What the exercise asks: Go through the data below and gather each line containing "которых".

Collection entries:

═══

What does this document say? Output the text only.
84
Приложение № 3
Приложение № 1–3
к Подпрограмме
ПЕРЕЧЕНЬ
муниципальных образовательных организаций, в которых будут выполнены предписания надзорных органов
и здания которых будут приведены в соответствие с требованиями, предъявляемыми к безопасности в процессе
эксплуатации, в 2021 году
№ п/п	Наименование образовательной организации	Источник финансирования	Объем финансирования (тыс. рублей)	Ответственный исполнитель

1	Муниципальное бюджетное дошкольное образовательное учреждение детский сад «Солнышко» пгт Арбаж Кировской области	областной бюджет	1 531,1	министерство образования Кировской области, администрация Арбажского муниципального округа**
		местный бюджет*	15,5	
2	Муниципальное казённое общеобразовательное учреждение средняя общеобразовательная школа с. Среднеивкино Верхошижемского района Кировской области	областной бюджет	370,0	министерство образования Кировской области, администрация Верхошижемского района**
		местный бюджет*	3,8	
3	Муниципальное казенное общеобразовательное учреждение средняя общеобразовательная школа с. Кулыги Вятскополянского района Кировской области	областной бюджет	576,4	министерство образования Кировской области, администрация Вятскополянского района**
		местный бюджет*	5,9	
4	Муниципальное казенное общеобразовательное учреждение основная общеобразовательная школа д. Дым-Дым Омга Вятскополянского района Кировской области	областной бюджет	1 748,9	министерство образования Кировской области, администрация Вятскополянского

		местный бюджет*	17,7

═══

Response to the exercise:
муниципальных образовательных организаций, в которых будут выполнены предписания надзорных органов
и здания которых будут приведены в соответствие с требованиями, предъявляемыми к безопасности в процессе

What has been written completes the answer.